[Task prompt] Search the material for the string "Martha", then return every line where it is found.

[Dataset entries]

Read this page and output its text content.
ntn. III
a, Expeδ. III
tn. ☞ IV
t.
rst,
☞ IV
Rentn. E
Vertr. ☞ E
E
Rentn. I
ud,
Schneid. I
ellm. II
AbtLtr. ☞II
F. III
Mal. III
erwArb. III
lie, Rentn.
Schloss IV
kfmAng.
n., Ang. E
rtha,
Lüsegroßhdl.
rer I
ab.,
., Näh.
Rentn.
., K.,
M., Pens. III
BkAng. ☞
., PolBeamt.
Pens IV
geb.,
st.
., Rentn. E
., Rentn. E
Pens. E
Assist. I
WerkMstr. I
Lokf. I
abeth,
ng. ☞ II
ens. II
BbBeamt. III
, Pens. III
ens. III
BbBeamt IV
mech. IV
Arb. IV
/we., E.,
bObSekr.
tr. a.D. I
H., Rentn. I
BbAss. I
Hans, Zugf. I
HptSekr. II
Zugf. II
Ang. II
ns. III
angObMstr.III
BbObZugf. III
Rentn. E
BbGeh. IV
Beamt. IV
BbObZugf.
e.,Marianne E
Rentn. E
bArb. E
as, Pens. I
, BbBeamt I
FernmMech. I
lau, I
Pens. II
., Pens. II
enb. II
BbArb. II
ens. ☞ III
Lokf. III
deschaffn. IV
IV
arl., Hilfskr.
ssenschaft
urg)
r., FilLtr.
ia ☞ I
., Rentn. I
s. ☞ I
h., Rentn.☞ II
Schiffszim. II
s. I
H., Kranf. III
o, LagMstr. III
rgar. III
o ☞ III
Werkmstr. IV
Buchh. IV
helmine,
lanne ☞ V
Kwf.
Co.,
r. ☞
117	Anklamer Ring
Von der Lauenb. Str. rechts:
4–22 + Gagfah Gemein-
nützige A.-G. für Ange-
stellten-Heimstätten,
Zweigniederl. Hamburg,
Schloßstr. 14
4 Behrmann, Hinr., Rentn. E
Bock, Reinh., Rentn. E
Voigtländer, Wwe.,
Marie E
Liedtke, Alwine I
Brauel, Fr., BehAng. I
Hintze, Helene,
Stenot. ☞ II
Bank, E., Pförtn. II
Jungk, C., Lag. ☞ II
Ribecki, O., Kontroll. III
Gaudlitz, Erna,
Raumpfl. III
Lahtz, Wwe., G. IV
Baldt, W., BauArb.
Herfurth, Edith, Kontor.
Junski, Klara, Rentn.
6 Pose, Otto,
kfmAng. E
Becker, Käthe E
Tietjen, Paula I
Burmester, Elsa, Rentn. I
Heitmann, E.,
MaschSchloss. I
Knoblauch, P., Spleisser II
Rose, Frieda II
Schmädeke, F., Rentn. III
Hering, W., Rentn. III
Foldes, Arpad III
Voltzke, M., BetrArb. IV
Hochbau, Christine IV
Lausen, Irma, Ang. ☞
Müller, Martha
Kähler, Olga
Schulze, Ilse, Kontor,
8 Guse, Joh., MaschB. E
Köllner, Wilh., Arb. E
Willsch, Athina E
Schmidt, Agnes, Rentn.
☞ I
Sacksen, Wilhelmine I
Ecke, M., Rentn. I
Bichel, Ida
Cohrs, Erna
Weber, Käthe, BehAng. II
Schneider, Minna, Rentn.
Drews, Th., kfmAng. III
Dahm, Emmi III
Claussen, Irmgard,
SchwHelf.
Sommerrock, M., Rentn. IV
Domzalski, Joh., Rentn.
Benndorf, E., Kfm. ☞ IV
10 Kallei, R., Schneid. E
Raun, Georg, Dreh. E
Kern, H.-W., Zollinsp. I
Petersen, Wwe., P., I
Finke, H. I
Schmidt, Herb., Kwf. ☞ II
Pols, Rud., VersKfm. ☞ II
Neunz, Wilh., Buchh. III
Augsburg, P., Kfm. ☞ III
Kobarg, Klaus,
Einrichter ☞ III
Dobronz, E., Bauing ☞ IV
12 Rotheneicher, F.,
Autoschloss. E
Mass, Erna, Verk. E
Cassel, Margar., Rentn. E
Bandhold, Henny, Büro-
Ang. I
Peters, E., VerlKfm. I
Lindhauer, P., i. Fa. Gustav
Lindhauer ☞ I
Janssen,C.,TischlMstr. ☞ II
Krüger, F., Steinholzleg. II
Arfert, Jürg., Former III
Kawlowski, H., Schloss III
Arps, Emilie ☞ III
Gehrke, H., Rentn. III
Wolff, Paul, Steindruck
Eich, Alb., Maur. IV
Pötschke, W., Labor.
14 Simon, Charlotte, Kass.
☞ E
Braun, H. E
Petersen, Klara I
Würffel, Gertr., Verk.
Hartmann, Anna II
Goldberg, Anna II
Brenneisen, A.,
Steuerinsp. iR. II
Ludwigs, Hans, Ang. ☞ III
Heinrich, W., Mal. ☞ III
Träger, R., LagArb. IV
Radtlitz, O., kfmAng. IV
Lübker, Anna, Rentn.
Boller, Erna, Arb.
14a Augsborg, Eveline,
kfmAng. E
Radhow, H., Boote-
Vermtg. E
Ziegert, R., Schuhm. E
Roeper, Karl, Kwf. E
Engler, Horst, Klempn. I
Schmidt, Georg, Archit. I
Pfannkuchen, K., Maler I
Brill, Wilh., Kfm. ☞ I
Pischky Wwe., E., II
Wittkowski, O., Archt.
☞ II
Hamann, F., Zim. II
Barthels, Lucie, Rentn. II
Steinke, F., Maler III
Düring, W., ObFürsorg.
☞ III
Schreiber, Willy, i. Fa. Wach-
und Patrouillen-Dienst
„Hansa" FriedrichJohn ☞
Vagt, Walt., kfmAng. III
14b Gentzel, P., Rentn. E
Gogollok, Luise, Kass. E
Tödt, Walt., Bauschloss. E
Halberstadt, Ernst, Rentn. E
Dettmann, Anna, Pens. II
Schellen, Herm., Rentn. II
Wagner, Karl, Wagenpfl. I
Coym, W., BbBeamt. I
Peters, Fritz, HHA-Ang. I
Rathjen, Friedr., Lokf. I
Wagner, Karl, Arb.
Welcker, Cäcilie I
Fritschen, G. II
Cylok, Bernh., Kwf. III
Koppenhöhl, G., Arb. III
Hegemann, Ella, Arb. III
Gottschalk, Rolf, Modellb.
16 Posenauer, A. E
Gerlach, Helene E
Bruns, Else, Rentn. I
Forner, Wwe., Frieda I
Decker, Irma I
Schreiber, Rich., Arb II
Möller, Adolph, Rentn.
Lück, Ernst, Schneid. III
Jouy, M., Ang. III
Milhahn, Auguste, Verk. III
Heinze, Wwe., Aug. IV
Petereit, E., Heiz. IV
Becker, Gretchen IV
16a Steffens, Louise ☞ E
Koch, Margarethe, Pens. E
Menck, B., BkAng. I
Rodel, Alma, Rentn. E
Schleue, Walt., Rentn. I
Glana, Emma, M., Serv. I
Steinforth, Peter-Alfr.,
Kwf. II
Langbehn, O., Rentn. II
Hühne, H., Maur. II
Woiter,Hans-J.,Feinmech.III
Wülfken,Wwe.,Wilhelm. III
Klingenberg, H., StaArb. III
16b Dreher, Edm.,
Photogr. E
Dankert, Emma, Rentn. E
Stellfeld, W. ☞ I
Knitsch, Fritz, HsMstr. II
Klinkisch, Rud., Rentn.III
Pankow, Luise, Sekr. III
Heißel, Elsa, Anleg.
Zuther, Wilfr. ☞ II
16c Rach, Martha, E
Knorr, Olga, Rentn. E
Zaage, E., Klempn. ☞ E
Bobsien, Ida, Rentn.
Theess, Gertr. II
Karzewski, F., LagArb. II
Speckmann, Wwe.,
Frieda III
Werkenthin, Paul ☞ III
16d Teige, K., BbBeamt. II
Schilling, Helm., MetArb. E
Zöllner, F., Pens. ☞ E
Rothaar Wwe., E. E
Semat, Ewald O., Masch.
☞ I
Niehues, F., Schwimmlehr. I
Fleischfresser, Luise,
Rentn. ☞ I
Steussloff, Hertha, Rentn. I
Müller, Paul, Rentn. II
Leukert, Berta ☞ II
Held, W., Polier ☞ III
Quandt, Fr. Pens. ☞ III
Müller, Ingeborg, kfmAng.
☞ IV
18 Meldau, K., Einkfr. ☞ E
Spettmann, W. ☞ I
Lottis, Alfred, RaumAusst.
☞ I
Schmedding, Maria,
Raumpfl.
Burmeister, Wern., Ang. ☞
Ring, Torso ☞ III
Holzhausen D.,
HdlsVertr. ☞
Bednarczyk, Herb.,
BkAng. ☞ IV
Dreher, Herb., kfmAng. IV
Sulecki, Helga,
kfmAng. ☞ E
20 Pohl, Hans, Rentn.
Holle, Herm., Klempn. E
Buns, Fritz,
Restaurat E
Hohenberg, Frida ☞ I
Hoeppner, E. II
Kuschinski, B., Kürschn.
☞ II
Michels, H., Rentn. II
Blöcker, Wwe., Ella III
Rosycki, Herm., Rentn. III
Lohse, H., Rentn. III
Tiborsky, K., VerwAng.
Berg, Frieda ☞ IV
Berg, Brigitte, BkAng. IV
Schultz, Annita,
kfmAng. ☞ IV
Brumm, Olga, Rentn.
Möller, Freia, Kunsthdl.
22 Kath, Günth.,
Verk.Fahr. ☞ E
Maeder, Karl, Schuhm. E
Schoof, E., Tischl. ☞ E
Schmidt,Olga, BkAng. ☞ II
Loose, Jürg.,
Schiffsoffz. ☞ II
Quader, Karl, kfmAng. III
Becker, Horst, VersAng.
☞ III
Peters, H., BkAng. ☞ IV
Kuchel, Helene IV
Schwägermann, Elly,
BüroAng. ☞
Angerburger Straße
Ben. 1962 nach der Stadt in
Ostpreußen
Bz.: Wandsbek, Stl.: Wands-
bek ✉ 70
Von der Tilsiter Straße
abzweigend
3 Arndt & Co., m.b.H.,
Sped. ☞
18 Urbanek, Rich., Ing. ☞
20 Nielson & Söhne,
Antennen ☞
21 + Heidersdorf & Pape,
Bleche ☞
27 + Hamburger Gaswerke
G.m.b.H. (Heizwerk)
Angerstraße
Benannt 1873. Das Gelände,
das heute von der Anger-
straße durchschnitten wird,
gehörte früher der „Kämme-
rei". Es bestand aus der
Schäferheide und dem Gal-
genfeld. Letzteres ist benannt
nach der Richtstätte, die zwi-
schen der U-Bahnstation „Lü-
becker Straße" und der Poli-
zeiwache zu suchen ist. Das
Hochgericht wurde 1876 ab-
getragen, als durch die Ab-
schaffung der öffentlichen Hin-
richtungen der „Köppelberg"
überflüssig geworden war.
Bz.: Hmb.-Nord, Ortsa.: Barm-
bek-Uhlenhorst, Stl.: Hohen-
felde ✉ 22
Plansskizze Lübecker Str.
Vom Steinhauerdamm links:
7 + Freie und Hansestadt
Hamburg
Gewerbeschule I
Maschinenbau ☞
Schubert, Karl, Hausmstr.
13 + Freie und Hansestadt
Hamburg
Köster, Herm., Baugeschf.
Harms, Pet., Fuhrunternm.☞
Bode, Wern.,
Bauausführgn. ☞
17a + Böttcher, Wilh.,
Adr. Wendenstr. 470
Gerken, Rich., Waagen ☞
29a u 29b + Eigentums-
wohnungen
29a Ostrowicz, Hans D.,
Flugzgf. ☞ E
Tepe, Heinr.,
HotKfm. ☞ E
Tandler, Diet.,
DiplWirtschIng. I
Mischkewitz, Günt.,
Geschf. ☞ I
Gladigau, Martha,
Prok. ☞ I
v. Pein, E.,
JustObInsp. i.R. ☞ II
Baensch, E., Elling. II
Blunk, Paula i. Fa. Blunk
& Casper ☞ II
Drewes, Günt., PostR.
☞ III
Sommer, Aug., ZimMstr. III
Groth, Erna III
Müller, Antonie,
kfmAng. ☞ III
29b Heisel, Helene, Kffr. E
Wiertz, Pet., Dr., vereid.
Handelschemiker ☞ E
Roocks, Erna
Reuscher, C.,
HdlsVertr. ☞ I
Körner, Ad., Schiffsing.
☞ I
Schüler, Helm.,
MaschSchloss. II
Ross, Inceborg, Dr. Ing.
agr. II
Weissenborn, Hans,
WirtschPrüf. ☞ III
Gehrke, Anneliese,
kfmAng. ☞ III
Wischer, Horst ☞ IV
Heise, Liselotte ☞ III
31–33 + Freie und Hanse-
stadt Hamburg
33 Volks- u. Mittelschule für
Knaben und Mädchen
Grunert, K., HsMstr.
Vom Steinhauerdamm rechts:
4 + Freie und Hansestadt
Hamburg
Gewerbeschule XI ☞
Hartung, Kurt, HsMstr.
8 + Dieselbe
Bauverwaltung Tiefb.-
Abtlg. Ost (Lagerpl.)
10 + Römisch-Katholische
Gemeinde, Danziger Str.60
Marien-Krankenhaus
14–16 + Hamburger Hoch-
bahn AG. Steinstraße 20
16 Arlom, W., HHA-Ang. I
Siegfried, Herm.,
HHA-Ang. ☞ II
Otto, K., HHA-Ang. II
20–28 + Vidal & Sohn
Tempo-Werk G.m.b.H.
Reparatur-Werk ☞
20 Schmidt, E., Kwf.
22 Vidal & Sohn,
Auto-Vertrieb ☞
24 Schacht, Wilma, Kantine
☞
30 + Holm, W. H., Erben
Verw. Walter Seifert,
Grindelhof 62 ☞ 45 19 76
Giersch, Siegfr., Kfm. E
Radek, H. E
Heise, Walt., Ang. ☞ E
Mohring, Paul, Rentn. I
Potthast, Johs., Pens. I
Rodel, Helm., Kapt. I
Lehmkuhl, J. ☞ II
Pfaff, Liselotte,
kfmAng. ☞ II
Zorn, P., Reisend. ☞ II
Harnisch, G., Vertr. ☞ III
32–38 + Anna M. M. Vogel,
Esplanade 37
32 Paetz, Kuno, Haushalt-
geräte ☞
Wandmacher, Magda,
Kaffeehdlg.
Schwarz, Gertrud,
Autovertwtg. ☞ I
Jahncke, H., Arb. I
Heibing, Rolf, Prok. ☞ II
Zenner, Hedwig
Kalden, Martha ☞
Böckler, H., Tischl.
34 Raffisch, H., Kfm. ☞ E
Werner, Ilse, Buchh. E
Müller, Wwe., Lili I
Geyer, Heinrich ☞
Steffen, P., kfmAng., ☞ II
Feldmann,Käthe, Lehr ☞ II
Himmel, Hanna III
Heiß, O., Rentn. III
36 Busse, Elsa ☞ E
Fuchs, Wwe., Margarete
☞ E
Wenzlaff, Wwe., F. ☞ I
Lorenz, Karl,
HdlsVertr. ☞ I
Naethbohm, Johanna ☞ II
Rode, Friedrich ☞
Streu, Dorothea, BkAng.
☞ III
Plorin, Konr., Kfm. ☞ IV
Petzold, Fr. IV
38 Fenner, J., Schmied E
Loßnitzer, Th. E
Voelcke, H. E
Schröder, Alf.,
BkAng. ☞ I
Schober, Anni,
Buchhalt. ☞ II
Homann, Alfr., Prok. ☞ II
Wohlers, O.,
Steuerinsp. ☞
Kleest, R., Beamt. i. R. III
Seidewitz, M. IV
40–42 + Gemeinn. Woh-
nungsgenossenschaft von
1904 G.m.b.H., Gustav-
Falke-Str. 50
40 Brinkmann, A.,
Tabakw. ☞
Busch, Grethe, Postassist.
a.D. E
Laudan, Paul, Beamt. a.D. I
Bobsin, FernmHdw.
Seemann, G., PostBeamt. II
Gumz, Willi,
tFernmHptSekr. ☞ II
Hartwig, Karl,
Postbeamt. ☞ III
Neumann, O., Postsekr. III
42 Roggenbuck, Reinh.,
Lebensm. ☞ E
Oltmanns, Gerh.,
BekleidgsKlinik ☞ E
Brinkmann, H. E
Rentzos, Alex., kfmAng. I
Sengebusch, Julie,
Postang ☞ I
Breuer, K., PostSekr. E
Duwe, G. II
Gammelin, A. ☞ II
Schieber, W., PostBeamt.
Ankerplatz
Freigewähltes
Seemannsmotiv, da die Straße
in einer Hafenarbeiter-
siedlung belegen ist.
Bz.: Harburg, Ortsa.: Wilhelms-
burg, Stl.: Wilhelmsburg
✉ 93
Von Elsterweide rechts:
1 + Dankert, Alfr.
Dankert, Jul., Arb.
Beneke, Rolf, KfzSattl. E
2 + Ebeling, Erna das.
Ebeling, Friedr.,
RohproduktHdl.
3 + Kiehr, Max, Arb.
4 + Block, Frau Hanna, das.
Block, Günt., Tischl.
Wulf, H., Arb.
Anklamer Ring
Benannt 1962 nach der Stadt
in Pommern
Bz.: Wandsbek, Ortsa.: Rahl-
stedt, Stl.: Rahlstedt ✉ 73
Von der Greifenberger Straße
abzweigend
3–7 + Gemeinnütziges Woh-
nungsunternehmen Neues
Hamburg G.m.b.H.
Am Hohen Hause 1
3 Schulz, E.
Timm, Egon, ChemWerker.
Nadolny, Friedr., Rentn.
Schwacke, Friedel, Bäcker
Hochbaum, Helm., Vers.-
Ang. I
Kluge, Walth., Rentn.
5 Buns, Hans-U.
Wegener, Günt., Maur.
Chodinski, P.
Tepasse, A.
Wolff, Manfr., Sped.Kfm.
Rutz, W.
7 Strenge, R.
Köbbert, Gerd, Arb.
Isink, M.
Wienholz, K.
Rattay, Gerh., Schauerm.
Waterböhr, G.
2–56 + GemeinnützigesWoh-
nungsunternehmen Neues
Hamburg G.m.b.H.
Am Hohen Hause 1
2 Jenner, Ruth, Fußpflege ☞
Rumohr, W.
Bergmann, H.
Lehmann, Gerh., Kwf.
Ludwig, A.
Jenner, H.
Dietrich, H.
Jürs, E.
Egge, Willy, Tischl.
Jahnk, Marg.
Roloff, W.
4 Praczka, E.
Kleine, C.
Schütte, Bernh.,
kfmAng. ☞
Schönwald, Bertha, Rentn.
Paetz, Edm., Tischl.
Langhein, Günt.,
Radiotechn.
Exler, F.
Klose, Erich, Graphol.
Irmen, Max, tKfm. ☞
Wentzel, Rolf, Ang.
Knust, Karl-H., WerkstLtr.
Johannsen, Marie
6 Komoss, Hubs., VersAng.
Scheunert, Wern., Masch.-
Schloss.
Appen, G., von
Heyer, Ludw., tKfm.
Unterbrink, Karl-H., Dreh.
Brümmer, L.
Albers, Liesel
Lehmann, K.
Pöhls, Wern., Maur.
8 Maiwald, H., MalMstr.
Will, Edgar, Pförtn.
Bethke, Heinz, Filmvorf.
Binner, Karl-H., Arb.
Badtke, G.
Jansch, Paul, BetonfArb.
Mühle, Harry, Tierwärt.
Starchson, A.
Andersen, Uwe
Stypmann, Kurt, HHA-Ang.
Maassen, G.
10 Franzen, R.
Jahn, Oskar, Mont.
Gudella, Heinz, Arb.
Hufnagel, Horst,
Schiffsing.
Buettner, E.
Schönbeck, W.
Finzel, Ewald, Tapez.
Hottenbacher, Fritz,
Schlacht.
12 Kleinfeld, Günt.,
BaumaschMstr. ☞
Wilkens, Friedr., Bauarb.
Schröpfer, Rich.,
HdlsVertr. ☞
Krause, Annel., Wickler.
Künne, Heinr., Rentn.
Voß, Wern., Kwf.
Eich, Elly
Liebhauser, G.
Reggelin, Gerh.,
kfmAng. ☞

[Worked answer]
Müller, Martha
16c Rach, Martha, E
Gladigau, Martha,
Kalden, Martha ☞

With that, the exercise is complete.